* Problem details *
Write out all entries word for word.

* begin Given entries *

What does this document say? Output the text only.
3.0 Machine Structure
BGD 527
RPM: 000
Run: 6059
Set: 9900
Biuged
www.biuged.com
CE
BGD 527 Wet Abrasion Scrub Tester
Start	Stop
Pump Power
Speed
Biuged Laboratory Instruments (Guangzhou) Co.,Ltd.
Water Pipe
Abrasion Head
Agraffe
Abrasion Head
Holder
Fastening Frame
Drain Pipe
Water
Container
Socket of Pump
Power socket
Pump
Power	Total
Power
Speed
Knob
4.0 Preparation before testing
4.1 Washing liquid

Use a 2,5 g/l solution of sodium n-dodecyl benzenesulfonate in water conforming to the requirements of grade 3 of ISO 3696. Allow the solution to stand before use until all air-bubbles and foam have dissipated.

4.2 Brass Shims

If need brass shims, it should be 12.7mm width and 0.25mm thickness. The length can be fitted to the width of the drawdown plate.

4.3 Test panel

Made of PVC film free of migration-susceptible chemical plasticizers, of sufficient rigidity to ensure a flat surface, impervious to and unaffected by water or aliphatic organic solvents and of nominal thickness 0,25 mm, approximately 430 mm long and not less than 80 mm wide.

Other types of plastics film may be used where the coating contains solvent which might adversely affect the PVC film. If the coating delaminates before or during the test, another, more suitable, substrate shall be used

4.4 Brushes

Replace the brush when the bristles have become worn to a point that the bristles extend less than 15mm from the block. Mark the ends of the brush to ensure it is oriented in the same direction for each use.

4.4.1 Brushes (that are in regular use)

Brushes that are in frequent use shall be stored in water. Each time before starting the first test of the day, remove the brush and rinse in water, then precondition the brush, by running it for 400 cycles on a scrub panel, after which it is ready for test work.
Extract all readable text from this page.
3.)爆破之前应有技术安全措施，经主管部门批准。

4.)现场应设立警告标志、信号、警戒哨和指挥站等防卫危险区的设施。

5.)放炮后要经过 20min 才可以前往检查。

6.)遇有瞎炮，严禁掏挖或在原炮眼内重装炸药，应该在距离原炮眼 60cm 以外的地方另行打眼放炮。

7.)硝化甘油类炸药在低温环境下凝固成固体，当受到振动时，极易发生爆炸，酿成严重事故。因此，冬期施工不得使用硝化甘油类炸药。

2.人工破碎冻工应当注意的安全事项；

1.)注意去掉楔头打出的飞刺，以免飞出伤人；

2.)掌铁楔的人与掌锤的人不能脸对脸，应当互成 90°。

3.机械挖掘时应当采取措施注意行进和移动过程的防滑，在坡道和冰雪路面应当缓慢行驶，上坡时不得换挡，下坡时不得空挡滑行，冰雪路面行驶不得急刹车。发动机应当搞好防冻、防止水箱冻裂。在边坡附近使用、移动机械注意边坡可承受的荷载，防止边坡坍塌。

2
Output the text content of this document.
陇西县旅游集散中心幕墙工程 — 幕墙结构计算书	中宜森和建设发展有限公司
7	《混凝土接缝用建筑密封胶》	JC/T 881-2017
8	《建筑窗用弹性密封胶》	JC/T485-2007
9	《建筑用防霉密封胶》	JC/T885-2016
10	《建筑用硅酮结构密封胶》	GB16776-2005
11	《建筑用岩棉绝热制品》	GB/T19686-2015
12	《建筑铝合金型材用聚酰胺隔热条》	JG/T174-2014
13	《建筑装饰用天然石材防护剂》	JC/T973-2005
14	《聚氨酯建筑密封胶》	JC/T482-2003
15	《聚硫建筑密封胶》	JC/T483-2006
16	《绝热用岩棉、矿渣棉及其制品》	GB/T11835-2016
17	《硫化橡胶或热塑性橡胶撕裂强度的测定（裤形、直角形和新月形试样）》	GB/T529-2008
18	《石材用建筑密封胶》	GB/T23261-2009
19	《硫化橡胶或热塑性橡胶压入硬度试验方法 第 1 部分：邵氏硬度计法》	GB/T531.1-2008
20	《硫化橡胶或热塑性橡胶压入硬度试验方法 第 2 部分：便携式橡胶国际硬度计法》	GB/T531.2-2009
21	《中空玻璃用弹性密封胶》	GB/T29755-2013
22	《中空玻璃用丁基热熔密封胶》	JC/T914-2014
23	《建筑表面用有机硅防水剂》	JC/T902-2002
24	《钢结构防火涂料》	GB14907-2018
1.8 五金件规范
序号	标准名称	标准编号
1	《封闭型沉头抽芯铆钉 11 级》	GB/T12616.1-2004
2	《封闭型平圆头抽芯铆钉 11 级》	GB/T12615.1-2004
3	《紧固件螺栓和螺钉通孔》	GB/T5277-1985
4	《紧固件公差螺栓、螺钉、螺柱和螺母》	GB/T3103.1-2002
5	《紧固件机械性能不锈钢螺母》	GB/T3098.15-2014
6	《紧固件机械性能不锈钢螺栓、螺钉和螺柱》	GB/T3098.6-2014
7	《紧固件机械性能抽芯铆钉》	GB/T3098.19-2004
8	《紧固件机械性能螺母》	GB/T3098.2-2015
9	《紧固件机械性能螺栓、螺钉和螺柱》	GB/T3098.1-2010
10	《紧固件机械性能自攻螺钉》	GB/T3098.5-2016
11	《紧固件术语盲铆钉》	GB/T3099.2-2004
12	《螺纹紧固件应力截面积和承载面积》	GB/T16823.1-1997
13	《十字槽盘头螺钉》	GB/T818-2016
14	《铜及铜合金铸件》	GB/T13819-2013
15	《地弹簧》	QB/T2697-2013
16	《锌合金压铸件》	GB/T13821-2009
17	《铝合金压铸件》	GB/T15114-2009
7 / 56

* end Given entries *

* Full solution *
What does this document say? Output the text only.
3.0 Machine Structure
BGD 527
RPM: 000
Run: 6059
Set: 9900
Biuged
www.biuged.com
CE
BGD 527 Wet Abrasion Scrub Tester
Start	Stop
Pump Power
Speed
Biuged Laboratory Instruments (Guangzhou) Co.,Ltd.
Water Pipe
Abrasion Head
Agraffe
Abrasion Head
Holder
Fastening Frame
Drain Pipe
Water
Container
Socket of Pump
Power socket
Pump
Power	Total
Power
Speed
Knob
4.0 Preparation before testing
4.1 Washing liquid

Use a 2,5 g/l solution of sodium n-dodecyl benzenesulfonate in water conforming to the requirements of grade 3 of ISO 3696. Allow the solution to stand before use until all air-bubbles and foam have dissipated.

4.2 Brass Shims

If need brass shims, it should be 12.7mm width and 0.25mm thickness. The length can be fitted to the width of the drawdown plate.

4.3 Test panel

Made of PVC film free of migration-susceptible chemical plasticizers, of sufficient rigidity to ensure a flat surface, impervious to and unaffected by water or aliphatic organic solvents and of nominal thickness 0,25 mm, approximately 430 mm long and not less than 80 mm wide.

Other types of plastics film may be used where the coating contains solvent which might adversely affect the PVC film. If the coating delaminates before or during the test, another, more suitable, substrate shall be used

4.4 Brushes

Replace the brush when the bristles have become worn to a point that the bristles extend less than 15mm from the block. Mark the ends of the brush to ensure it is oriented in the same direction for each use.

4.4.1 Brushes (that are in regular use)

Brushes that are in frequent use shall be stored in water. Each time before starting the first test of the day, remove the brush and rinse in water, then precondition the brush, by running it for 400 cycles on a scrub panel, after which it is ready for test work.
Extract all readable text from this page.
3.)爆破之前应有技术安全措施，经主管部门批准。

4.)现场应设立警告标志、信号、警戒哨和指挥站等防卫危险区的设施。

5.)放炮后要经过 20min 才可以前往检查。

6.)遇有瞎炮，严禁掏挖或在原炮眼内重装炸药，应该在距离原炮眼 60cm 以外的地方另行打眼放炮。

7.)硝化甘油类炸药在低温环境下凝固成固体，当受到振动时，极易发生爆炸，酿成严重事故。因此，冬期施工不得使用硝化甘油类炸药。

2.人工破碎冻工应当注意的安全事项；

1.)注意去掉楔头打出的飞刺，以免飞出伤人；

2.)掌铁楔的人与掌锤的人不能脸对脸，应当互成 90°。

3.机械挖掘时应当采取措施注意行进和移动过程的防滑，在坡道和冰雪路面应当缓慢行驶，上坡时不得换挡，下坡时不得空挡滑行，冰雪路面行驶不得急刹车。发动机应当搞好防冻、防止水箱冻裂。在边坡附近使用、移动机械注意边坡可承受的荷载，防止边坡坍塌。

2
Output the text content of this document.
陇西县旅游集散中心幕墙工程 — 幕墙结构计算书	中宜森和建设发展有限公司
7	《混凝土接缝用建筑密封胶》	JC/T 881-2017
8	《建筑窗用弹性密封胶》	JC/T485-2007
9	《建筑用防霉密封胶》	JC/T885-2016
10	《建筑用硅酮结构密封胶》	GB16776-2005
11	《建筑用岩棉绝热制品》	GB/T19686-2015
12	《建筑铝合金型材用聚酰胺隔热条》	JG/T174-2014
13	《建筑装饰用天然石材防护剂》	JC/T973-2005
14	《聚氨酯建筑密封胶》	JC/T482-2003
15	《聚硫建筑密封胶》	JC/T483-2006
16	《绝热用岩棉、矿渣棉及其制品》	GB/T11835-2016
17	《硫化橡胶或热塑性橡胶撕裂强度的测定（裤形、直角形和新月形试样）》	GB/T529-2008
18	《石材用建筑密封胶》	GB/T23261-2009
19	《硫化橡胶或热塑性橡胶压入硬度试验方法 第 1 部分：邵氏硬度计法》	GB/T531.1-2008
20	《硫化橡胶或热塑性橡胶压入硬度试验方法 第 2 部分：便携式橡胶国际硬度计法》	GB/T531.2-2009
21	《中空玻璃用弹性密封胶》	GB/T29755-2013
22	《中空玻璃用丁基热熔密封胶》	JC/T914-2014
23	《建筑表面用有机硅防水剂》	JC/T902-2002
24	《钢结构防火涂料》	GB14907-2018
1.8 五金件规范
序号	标准名称	标准编号
1	《封闭型沉头抽芯铆钉 11 级》	GB/T12616.1-2004
2	《封闭型平圆头抽芯铆钉 11 级》	GB/T12615.1-2004
3	《紧固件螺栓和螺钉通孔》	GB/T5277-1985
4	《紧固件公差螺栓、螺钉、螺柱和螺母》	GB/T3103.1-2002
5	《紧固件机械性能不锈钢螺母》	GB/T3098.15-2014
6	《紧固件机械性能不锈钢螺栓、螺钉和螺柱》	GB/T3098.6-2014
7	《紧固件机械性能抽芯铆钉》	GB/T3098.19-2004
8	《紧固件机械性能螺母》	GB/T3098.2-2015
9	《紧固件机械性能螺栓、螺钉和螺柱》	GB/T3098.1-2010
10	《紧固件机械性能自攻螺钉》	GB/T3098.5-2016
11	《紧固件术语盲铆钉》	GB/T3099.2-2004
12	《螺纹紧固件应力截面积和承载面积》	GB/T16823.1-1997
13	《十字槽盘头螺钉》	GB/T818-2016
14	《铜及铜合金铸件》	GB/T13819-2013
15	《地弹簧》	QB/T2697-2013
16	《锌合金压铸件》	GB/T13821-2009
17	《铝合金压铸件》	GB/T15114-2009
7 / 56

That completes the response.